> _Job_
Recast every line of the rows below as a Markdown table with the columns "No." and "Line", skipping blank lines. Leave the pictures out of the table.

> _Some rows_
****************************************
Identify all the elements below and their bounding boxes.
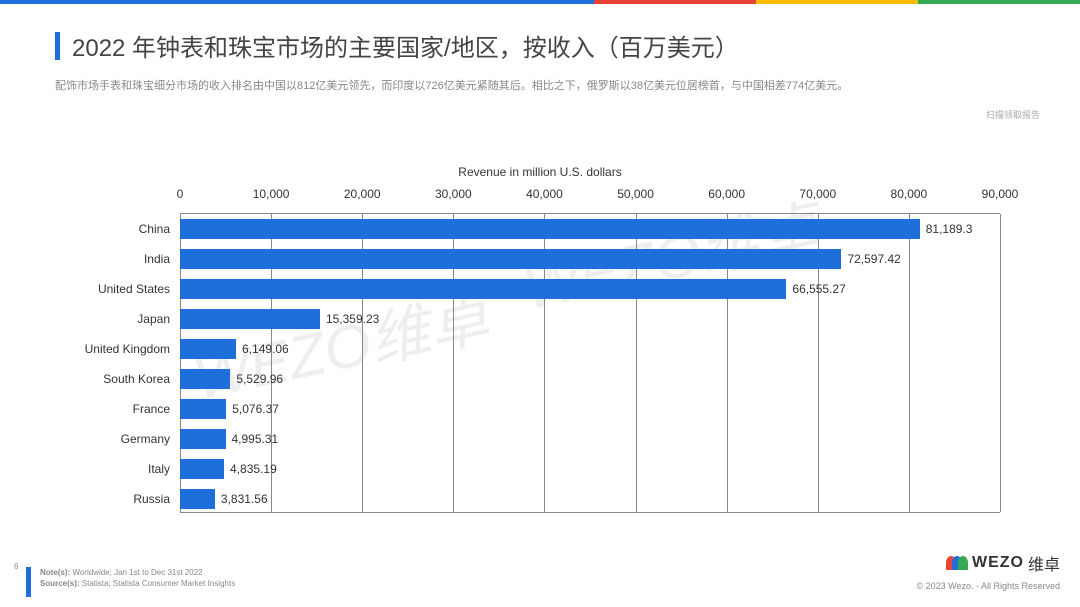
copyright: © 2023 Wezo. - All Rights Reserved — [916, 581, 1060, 591]
x-tick-label: 20,000 — [344, 187, 381, 201]
note-label: Note(s): — [40, 568, 70, 577]
category-label: Germany — [70, 432, 170, 446]
bar-row: Japan15,359.23 — [180, 304, 1000, 334]
page-title: 2022 年钟表和珠宝市场的主要国家/地区，按收入（百万美元） — [72, 28, 739, 63]
category-label: United States — [70, 282, 170, 296]
bar-row: United States66,555.27 — [180, 274, 1000, 304]
x-tick-label: 0 — [177, 187, 184, 201]
top-accent-bar — [0, 0, 1080, 4]
accent-seg-3 — [756, 0, 918, 4]
x-tick-label: 80,000 — [891, 187, 928, 201]
bar: 4,835.19 — [180, 459, 224, 479]
category-label: France — [70, 402, 170, 416]
category-label: China — [70, 222, 170, 236]
source-label: Source(s): — [40, 579, 80, 588]
bar-value-label: 4,835.19 — [230, 462, 277, 476]
bar: 5,529.96 — [180, 369, 230, 389]
x-tick-label: 60,000 — [708, 187, 745, 201]
bar: 5,076.37 — [180, 399, 226, 419]
bar: 3,831.56 — [180, 489, 215, 509]
bar-value-label: 5,529.96 — [236, 372, 283, 386]
bar-value-label: 5,076.37 — [232, 402, 279, 416]
bar-row: Germany4,995.31 — [180, 424, 1000, 454]
logo-icon — [946, 556, 968, 570]
bar-value-label: 6,149.06 — [242, 342, 289, 356]
category-label: India — [70, 252, 170, 266]
bar-value-label: 72,597.42 — [847, 252, 900, 266]
x-axis-ticks: 0 10,000 20,000 30,000 40,000 50,000 60,000 70,… — [180, 187, 1000, 207]
bar-value-label: 15,359.23 — [326, 312, 379, 326]
x-tick-label: 70,000 — [799, 187, 836, 201]
chart: Revenue in million U.S. dollars 0 10,000 2… — [70, 165, 1010, 525]
source-text: Statista; Statista Consumer Market Insig… — [82, 579, 235, 588]
bar: 6,149.06 — [180, 339, 236, 359]
accent-seg-2 — [594, 0, 756, 4]
bar: 81,189.3 — [180, 219, 920, 239]
footer: 6 Note(s): Worldwide; Jan 1st to Dec 31s… — [0, 567, 1080, 597]
bar-row: United Kingdom6,149.06 — [180, 334, 1000, 364]
bar: 4,995.31 — [180, 429, 226, 449]
bar-value-label: 81,189.3 — [926, 222, 973, 236]
logo-text-cn: 维卓 — [1028, 551, 1060, 575]
title-marker — [55, 32, 60, 60]
bar-value-label: 66,555.27 — [792, 282, 845, 296]
logo-wave-3 — [958, 556, 968, 570]
bar-row: South Korea5,529.96 — [180, 364, 1000, 394]
footer-notes: Note(s): Worldwide; Jan 1st to Dec 31st … — [40, 568, 235, 589]
page-number: 6 — [14, 562, 18, 571]
x-axis-title: Revenue in million U.S. dollars — [70, 165, 1010, 179]
grid-line — [1000, 214, 1001, 512]
bar-row: India72,597.42 — [180, 244, 1000, 274]
bar-row: China81,189.3 — [180, 214, 1000, 244]
bar-value-label: 4,995.31 — [232, 432, 279, 446]
x-tick-label: 30,000 — [435, 187, 472, 201]
bar: 72,597.42 — [180, 249, 841, 269]
bar: 66,555.27 — [180, 279, 786, 299]
x-tick-label: 50,000 — [617, 187, 654, 201]
scan-note: 扫描领取报告 — [986, 108, 1040, 121]
bar: 15,359.23 — [180, 309, 320, 329]
accent-seg-1 — [0, 0, 594, 4]
category-label: Russia — [70, 492, 170, 506]
x-tick-label: 90,000 — [982, 187, 1019, 201]
category-label: Italy — [70, 462, 170, 476]
bar-row: France5,076.37 — [180, 394, 1000, 424]
x-tick-label: 10,000 — [253, 187, 290, 201]
title-bar: 2022 年钟表和珠宝市场的主要国家/地区，按收入（百万美元） — [55, 28, 1025, 63]
bar-row: Italy4,835.19 — [180, 454, 1000, 484]
bar-value-label: 3,831.56 — [221, 492, 268, 506]
accent-seg-4 — [918, 0, 1080, 4]
plot-area: China81,189.3India72,597.42United States… — [180, 213, 1000, 513]
x-tick-label: 40,000 — [526, 187, 563, 201]
logo: WEZO 维卓 — [946, 551, 1060, 575]
bar-row: Russia3,831.56 — [180, 484, 1000, 514]
footer-marker — [26, 567, 31, 597]
note-text: Worldwide; Jan 1st to Dec 31st 2022 — [72, 568, 202, 577]
category-label: Japan — [70, 312, 170, 326]
logo-text: WEZO — [972, 554, 1024, 572]
page-subtitle: 配饰市场手表和珠宝细分市场的收入排名由中国以812亿美元领先，而印度以726亿美… — [55, 77, 1025, 93]
header: 2022 年钟表和珠宝市场的主要国家/地区，按收入（百万美元） 配饰市场手表和珠… — [0, 0, 1080, 93]
category-label: South Korea — [70, 372, 170, 386]
category-label: United Kingdom — [70, 342, 170, 356]
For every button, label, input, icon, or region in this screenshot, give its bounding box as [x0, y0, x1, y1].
****************************************
> _Response below_
| No. | Line |
|---|---|
| 1 | Identify all the elements below and their bounding boxes. |
| 2 | copyright: © 2023 Wezo. - All Rights Reserved — [916, 581, 1060, 591] |
| 3 | x-tick-label: 20,000 — [344, 187, 381, 201] |
| 4 | note-label: Note(s): — [40, 568, 70, 577] |
| 5 | category-label: Germany — [70, 432, 170, 446] |
| 6 | bar-row: Japan15,359.23 — [180, 304, 1000, 334] |
| 7 | page-title: 2022 年钟表和珠宝市场的主要国家/地区，按收入（百万美元） — [72, 28, 739, 63] |
| 8 | category-label: United States — [70, 282, 170, 296] |
| 9 | bar-row: United States66,555.27 — [180, 274, 1000, 304] |
| 10 | x-tick-label: 0 — [177, 187, 184, 201] |
| 11 | top-accent-bar — [0, 0, 1080, 4] |
| 12 | accent-seg-3 — [756, 0, 918, 4] |
| 13 | x-tick-label: 80,000 — [891, 187, 928, 201] |
| 14 | bar: 4,835.19 — [180, 459, 224, 479] |
| 15 | category-label: France — [70, 402, 170, 416] |
| 16 | category-label: China — [70, 222, 170, 236] |
| 17 | source-label: Source(s): — [40, 579, 80, 588] |
| 18 | bar-value-label: 4,835.19 — [230, 462, 277, 476] |
| 19 | bar: 5,529.96 — [180, 369, 230, 389] |
| 20 | x-tick-label: 60,000 — [708, 187, 745, 201] |
| 21 | bar: 5,076.37 — [180, 399, 226, 419] |
| 22 | bar: 3,831.56 — [180, 489, 215, 509] |
| 23 | bar-value-label: 5,529.96 — [236, 372, 283, 386] |
| 24 | bar-value-label: 5,076.37 — [232, 402, 279, 416] |
| 25 | bar-row: Germany4,995.31 — [180, 424, 1000, 454] |
| 26 | logo-icon — [946, 556, 968, 570] |
| 27 | bar-value-label: 6,149.06 — [242, 342, 289, 356] |
| 28 | category-label: India — [70, 252, 170, 266] |
| 29 | bar-value-label: 72,597.42 — [847, 252, 900, 266] |
| 30 | x-axis-ticks: 0 10,000 20,000 30,000 40,000 50,000 60,000 70,… — [180, 187, 1000, 207] |
| 31 | bar-value-label: 15,359.23 — [326, 312, 379, 326] |
| 32 | x-tick-label: 70,000 — [799, 187, 836, 201] |
| 33 | chart: Revenue in million U.S. dollars 0 10,000 2… — [70, 165, 1010, 525] |
| 34 | source-text: Statista; Statista Consumer Market Insig… — [82, 579, 235, 588] |
| 35 | bar: 6,149.06 — [180, 339, 236, 359] |
| 36 | accent-seg-2 — [594, 0, 756, 4] |
| 37 | bar: 81,189.3 — [180, 219, 920, 239] |
| 38 | footer: 6 Note(s): Worldwide; Jan 1st to Dec 31s… — [0, 567, 1080, 597] |
| 39 | bar-row: United Kingdom6,149.06 — [180, 334, 1000, 364] |
| 40 | bar: 4,995.31 — [180, 429, 226, 449] |
| 41 | bar-value-label: 81,189.3 — [926, 222, 973, 236] |
| 42 | logo-text-cn: 维卓 — [1028, 551, 1060, 575] |
| 43 | title-marker — [55, 32, 60, 60] |
| 44 | bar-value-label: 66,555.27 — [792, 282, 845, 296] |
| 45 | logo-wave-3 — [958, 556, 968, 570] |
| 46 | bar-row: South Korea5,529.96 — [180, 364, 1000, 394] |
| 47 | footer-notes: Note(s): Worldwide; Jan 1st to Dec 31st … — [40, 568, 235, 589] |
| 48 | page-number: 6 — [14, 562, 18, 571] |
| 49 | x-axis-title: Revenue in million U.S. dollars — [70, 165, 1010, 179] |
| 50 | grid-line — [1000, 214, 1001, 512] |
| 51 | bar-row: India72,597.42 — [180, 244, 1000, 274] |
| 52 | bar-row: China81,189.3 — [180, 214, 1000, 244] |
| 53 | bar-value-label: 4,995.31 — [232, 432, 279, 446] |
| 54 | x-tick-label: 30,000 — [435, 187, 472, 201] |
| 55 | bar: 72,597.42 — [180, 249, 841, 269] |
| 56 | bar: 66,555.27 — [180, 279, 786, 299] |
| 57 | x-tick-label: 50,000 — [617, 187, 654, 201] |
| 58 | scan-note: 扫描领取报告 — [986, 108, 1040, 121] |
| 59 | bar: 15,359.23 — [180, 309, 320, 329] |
| 60 | accent-seg-1 — [0, 0, 594, 4] |
| 61 | category-label: Russia — [70, 492, 170, 506] |
| 62 | x-tick-label: 90,000 — [982, 187, 1019, 201] |
| 63 | category-label: Italy — [70, 462, 170, 476] |
| 64 | bar-row: France5,076.37 — [180, 394, 1000, 424] |
| 65 | x-tick-label: 10,000 — [253, 187, 290, 201] |
| 66 | title-bar: 2022 年钟表和珠宝市场的主要国家/地区，按收入（百万美元） — [55, 28, 1025, 63] |
| 67 | bar-row: Italy4,835.19 — [180, 454, 1000, 484] |
| 68 | bar-value-label: 3,831.56 — [221, 492, 268, 506] |
| 69 | accent-seg-4 — [918, 0, 1080, 4] |
| 70 | plot-area: China81,189.3India72,597.42United States… — [180, 213, 1000, 513] |
| 71 | x-tick-label: 40,000 — [526, 187, 563, 201] |
| 72 | logo: WEZO 维卓 — [946, 551, 1060, 575] |
| 73 | bar-row: Russia3,831.56 — [180, 484, 1000, 514] |
| 74 | footer-marker — [26, 567, 31, 597] |
| 75 | note-text: Worldwide; Jan 1st to Dec 31st 2022 — [72, 568, 202, 577] |
| 76 | category-label: Japan — [70, 312, 170, 326] |
| 77 | logo-text: WEZO — [972, 554, 1024, 572] |
| 78 | page-subtitle: 配饰市场手表和珠宝细分市场的收入排名由中国以812亿美元领先，而印度以726亿美… — [55, 77, 1025, 93] |
| 79 | header: 2022 年钟表和珠宝市场的主要国家/地区，按收入（百万美元） 配饰市场手表和珠… — [0, 0, 1080, 93] |
| 80 | category-label: South Korea — [70, 372, 170, 386] |
| 81 | category-label: United Kingdom — [70, 342, 170, 356] |
| 82 | For every button, label, input, icon, or region in this screenshot, give its bounding box as [x0, y0, x1, y1]. |